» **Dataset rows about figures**
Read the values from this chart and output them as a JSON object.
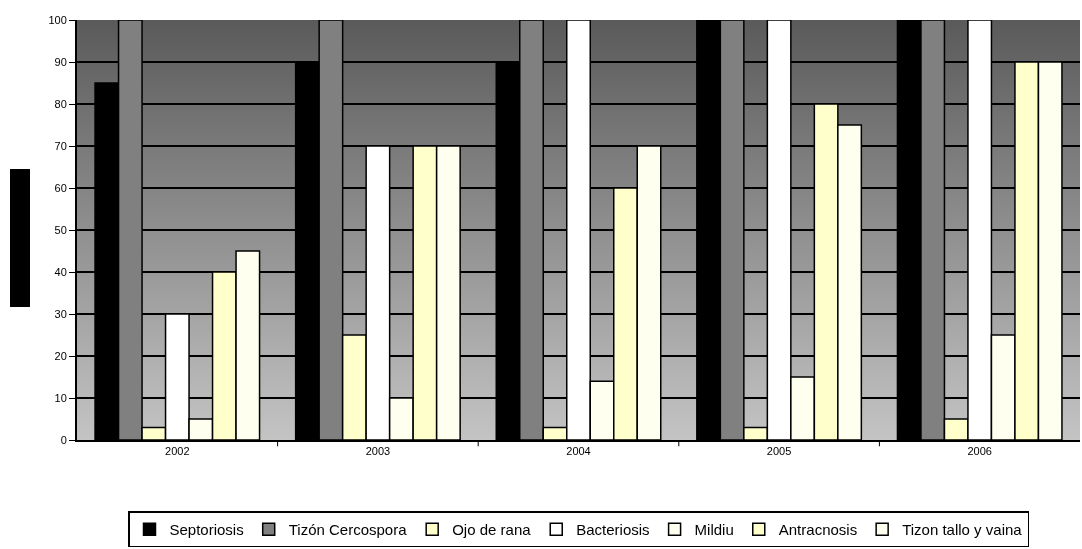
{
  "chart_data": {
    "type": "bar",
    "categories": [
      "2002",
      "2003",
      "2004",
      "2005",
      "2006"
    ],
    "series": [
      {
        "name": "Septoriosis",
        "color": "#000000",
        "values": [
          85,
          90,
          90,
          100,
          100
        ]
      },
      {
        "name": "Tizón Cercospora",
        "color": "#808080",
        "values": [
          100,
          100,
          100,
          100,
          100
        ]
      },
      {
        "name": "Ojo de rana",
        "color": "#ffffcc",
        "values": [
          3,
          25,
          3,
          3,
          5
        ]
      },
      {
        "name": "Bacteriosis",
        "color": "#ffffff",
        "values": [
          30,
          70,
          100,
          100,
          100
        ]
      },
      {
        "name": "Mildiu",
        "color": "#fffff0",
        "values": [
          5,
          10,
          14,
          15,
          25
        ]
      },
      {
        "name": "Antracnosis",
        "color": "#ffffcc",
        "values": [
          40,
          70,
          60,
          80,
          90
        ]
      },
      {
        "name": "Tizon tallo y vaina",
        "color": "#fffff0",
        "values": [
          45,
          70,
          70,
          75,
          90
        ]
      }
    ],
    "ylim": [
      0,
      100
    ],
    "yticks": [
      0,
      10,
      20,
      30,
      40,
      50,
      60,
      70,
      80,
      90,
      100
    ],
    "grid": "y",
    "legend": "bottom"
  }
}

» **Task**
From the entries above, extract every line where the word "name" appears.

» **Answer space**
        "name": "Septoriosis",
        "name": "Tizón Cercospora",
        "name": "Ojo de rana",
        "name": "Bacteriosis",
        "name": "Mildiu",
        "name": "Antracnosis",
        "name": "Tizon tallo y vaina",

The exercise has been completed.